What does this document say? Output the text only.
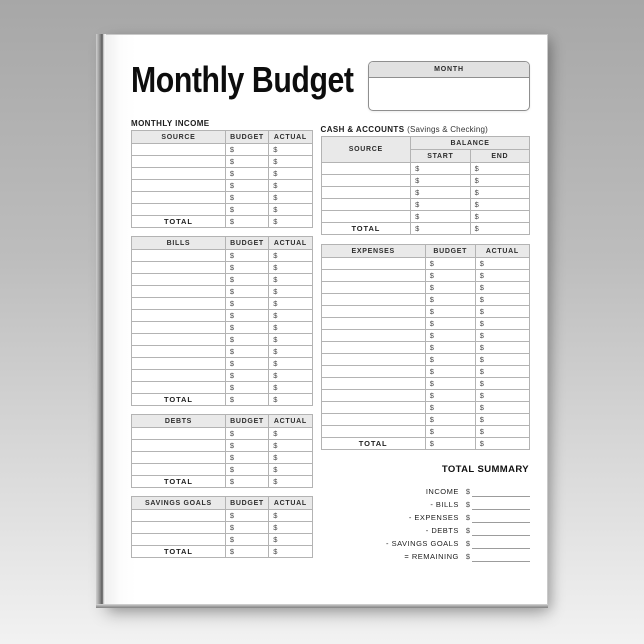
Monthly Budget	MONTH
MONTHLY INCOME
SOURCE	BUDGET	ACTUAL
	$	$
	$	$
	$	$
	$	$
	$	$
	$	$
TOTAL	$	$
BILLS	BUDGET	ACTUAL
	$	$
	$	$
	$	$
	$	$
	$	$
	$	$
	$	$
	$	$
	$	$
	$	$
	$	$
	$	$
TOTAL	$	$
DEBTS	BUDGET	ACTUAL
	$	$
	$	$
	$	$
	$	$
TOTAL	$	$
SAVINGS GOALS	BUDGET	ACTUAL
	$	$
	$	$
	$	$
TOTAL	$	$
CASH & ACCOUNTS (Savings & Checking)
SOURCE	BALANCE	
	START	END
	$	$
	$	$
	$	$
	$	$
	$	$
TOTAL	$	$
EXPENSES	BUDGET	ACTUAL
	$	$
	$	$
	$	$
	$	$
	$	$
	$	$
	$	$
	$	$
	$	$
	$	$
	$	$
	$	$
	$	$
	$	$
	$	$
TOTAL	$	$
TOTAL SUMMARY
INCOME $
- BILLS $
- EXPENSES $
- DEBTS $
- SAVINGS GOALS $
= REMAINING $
------
Leave the pictures out and output the rest of the listing exactly.

What does this document say? Output the text only.
Monthly Budget	MONTH
MONTHLY INCOME
SOURCE	BUDGET	ACTUAL
	$	$
	$	$
	$	$
	$	$
	$	$
	$	$
TOTAL	$	$
BILLS	BUDGET	ACTUAL
	$	$
	$	$
	$	$
	$	$
	$	$
	$	$
	$	$
	$	$
	$	$
	$	$
	$	$
	$	$
TOTAL	$	$
DEBTS	BUDGET	ACTUAL
	$	$
	$	$
	$	$
	$	$
TOTAL	$	$
SAVINGS GOALS	BUDGET	ACTUAL
	$	$
	$	$
	$	$
TOTAL	$	$
CASH & ACCOUNTS (Savings & Checking)
SOURCE	BALANCE	
	START	END
	$	$
	$	$
	$	$
	$	$
	$	$
TOTAL	$	$
EXPENSES	BUDGET	ACTUAL
	$	$
	$	$
	$	$
	$	$
	$	$
	$	$
	$	$
	$	$
	$	$
	$	$
	$	$
	$	$
	$	$
	$	$
	$	$
TOTAL	$	$
TOTAL SUMMARY
INCOME $
- BILLS $
- EXPENSES $
- DEBTS $
- SAVINGS GOALS $
= REMAINING $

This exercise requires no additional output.